- Problem to work on: Repeat, exactly and completely, the material that follows. Omit the pictures.

- Records for the exercise:
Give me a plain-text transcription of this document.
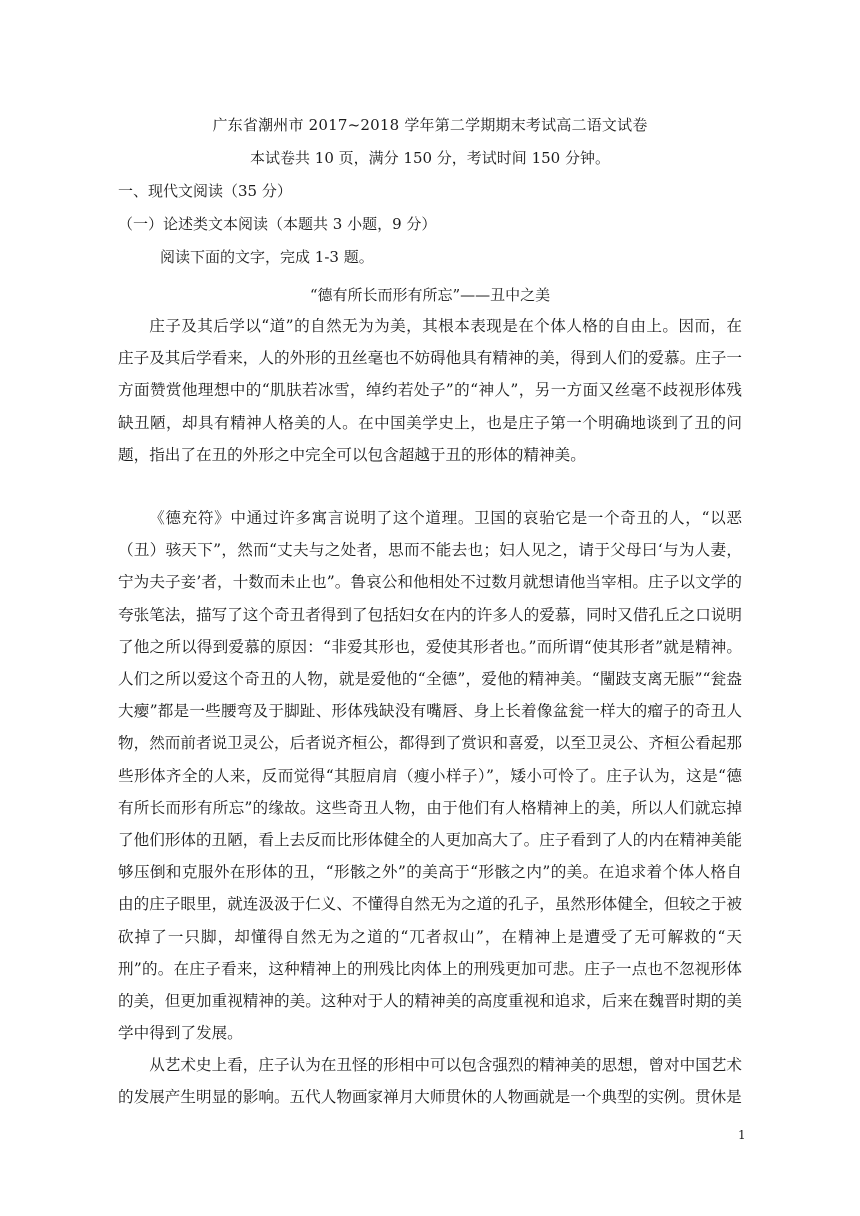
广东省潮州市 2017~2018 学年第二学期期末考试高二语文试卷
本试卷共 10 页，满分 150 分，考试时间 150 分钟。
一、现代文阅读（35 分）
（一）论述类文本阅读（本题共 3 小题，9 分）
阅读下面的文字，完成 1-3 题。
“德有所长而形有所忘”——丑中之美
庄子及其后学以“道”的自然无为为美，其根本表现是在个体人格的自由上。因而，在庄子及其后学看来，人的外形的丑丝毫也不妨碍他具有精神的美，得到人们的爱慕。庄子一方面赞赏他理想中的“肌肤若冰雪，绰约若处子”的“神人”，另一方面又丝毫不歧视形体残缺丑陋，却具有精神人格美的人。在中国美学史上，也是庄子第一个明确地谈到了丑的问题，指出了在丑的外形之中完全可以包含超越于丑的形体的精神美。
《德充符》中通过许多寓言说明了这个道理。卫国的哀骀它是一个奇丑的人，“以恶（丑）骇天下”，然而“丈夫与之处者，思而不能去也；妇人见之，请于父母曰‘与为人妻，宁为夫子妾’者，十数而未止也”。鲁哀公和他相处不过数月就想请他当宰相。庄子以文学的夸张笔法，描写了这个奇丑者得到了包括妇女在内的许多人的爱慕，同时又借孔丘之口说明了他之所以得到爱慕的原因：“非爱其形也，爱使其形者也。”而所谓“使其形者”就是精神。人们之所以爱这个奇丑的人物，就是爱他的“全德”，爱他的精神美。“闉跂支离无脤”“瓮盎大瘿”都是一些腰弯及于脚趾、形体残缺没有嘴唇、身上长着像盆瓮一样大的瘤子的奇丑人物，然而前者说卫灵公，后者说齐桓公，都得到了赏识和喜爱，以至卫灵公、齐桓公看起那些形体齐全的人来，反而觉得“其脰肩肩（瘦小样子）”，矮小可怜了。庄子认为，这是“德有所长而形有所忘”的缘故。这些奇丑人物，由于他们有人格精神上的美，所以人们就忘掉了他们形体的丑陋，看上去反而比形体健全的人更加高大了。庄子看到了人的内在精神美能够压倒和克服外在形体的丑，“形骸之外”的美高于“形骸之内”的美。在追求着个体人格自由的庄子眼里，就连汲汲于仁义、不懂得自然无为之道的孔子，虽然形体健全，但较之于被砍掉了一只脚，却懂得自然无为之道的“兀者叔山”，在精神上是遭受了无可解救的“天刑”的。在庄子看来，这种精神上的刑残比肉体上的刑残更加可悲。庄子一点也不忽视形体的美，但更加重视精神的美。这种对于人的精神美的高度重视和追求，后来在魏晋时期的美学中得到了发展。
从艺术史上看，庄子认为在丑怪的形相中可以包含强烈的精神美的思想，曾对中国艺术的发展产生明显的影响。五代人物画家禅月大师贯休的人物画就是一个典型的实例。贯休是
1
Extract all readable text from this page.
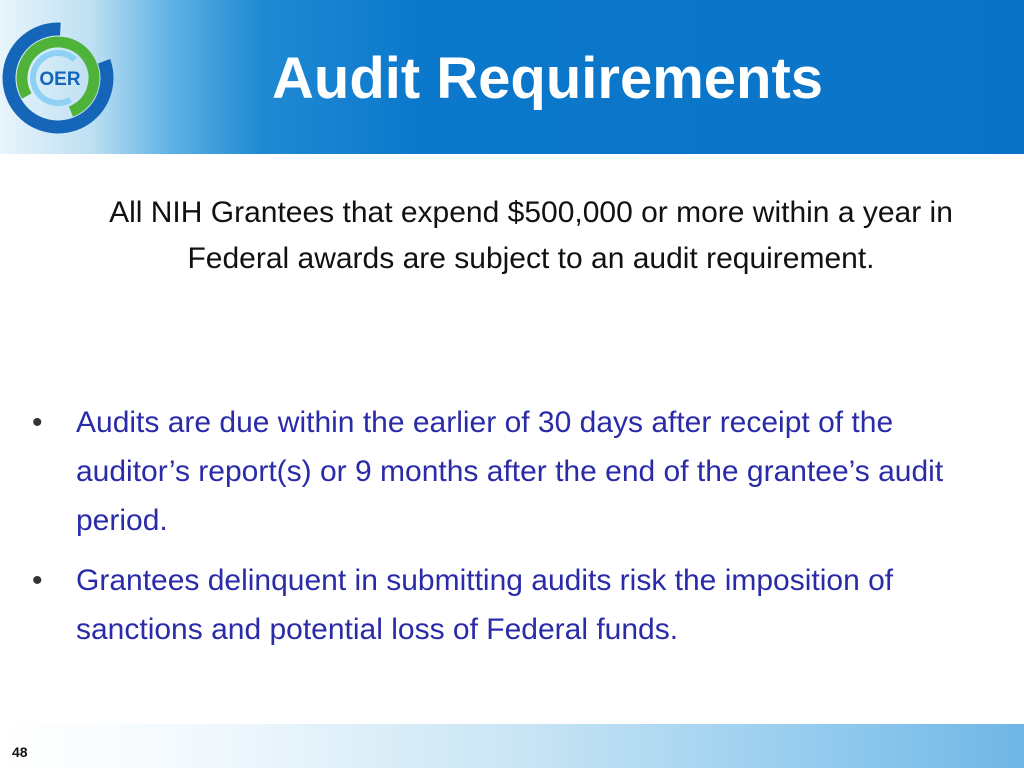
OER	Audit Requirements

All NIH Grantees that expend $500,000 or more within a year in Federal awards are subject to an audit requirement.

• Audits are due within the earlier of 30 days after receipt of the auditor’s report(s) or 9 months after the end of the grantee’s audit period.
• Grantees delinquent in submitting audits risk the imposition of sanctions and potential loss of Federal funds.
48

- Exercise answer:
Give me a plain-text transcription of this document.
广东省潮州市 2017~2018 学年第二学期期末考试高二语文试卷
本试卷共 10 页，满分 150 分，考试时间 150 分钟。
一、现代文阅读（35 分）
（一）论述类文本阅读（本题共 3 小题，9 分）
阅读下面的文字，完成 1-3 题。
“德有所长而形有所忘”——丑中之美
庄子及其后学以“道”的自然无为为美，其根本表现是在个体人格的自由上。因而，在庄子及其后学看来，人的外形的丑丝毫也不妨碍他具有精神的美，得到人们的爱慕。庄子一方面赞赏他理想中的“肌肤若冰雪，绰约若处子”的“神人”，另一方面又丝毫不歧视形体残缺丑陋，却具有精神人格美的人。在中国美学史上，也是庄子第一个明确地谈到了丑的问题，指出了在丑的外形之中完全可以包含超越于丑的形体的精神美。
《德充符》中通过许多寓言说明了这个道理。卫国的哀骀它是一个奇丑的人，“以恶（丑）骇天下”，然而“丈夫与之处者，思而不能去也；妇人见之，请于父母曰‘与为人妻，宁为夫子妾’者，十数而未止也”。鲁哀公和他相处不过数月就想请他当宰相。庄子以文学的夸张笔法，描写了这个奇丑者得到了包括妇女在内的许多人的爱慕，同时又借孔丘之口说明了他之所以得到爱慕的原因：“非爱其形也，爱使其形者也。”而所谓“使其形者”就是精神。人们之所以爱这个奇丑的人物，就是爱他的“全德”，爱他的精神美。“闉跂支离无脤”“瓮盎大瘿”都是一些腰弯及于脚趾、形体残缺没有嘴唇、身上长着像盆瓮一样大的瘤子的奇丑人物，然而前者说卫灵公，后者说齐桓公，都得到了赏识和喜爱，以至卫灵公、齐桓公看起那些形体齐全的人来，反而觉得“其脰肩肩（瘦小样子）”，矮小可怜了。庄子认为，这是“德有所长而形有所忘”的缘故。这些奇丑人物，由于他们有人格精神上的美，所以人们就忘掉了他们形体的丑陋，看上去反而比形体健全的人更加高大了。庄子看到了人的内在精神美能够压倒和克服外在形体的丑，“形骸之外”的美高于“形骸之内”的美。在追求着个体人格自由的庄子眼里，就连汲汲于仁义、不懂得自然无为之道的孔子，虽然形体健全，但较之于被砍掉了一只脚，却懂得自然无为之道的“兀者叔山”，在精神上是遭受了无可解救的“天刑”的。在庄子看来，这种精神上的刑残比肉体上的刑残更加可悲。庄子一点也不忽视形体的美，但更加重视精神的美。这种对于人的精神美的高度重视和追求，后来在魏晋时期的美学中得到了发展。
从艺术史上看，庄子认为在丑怪的形相中可以包含强烈的精神美的思想，曾对中国艺术的发展产生明显的影响。五代人物画家禅月大师贯休的人物画就是一个典型的实例。贯休是
1
Extract all readable text from this page.
OER	Audit Requirements

All NIH Grantees that expend $500,000 or more within a year in Federal awards are subject to an audit requirement.

• Audits are due within the earlier of 30 days after receipt of the auditor’s report(s) or 9 months after the end of the grantee’s audit period.
• Grantees delinquent in submitting audits risk the imposition of sanctions and potential loss of Federal funds.
48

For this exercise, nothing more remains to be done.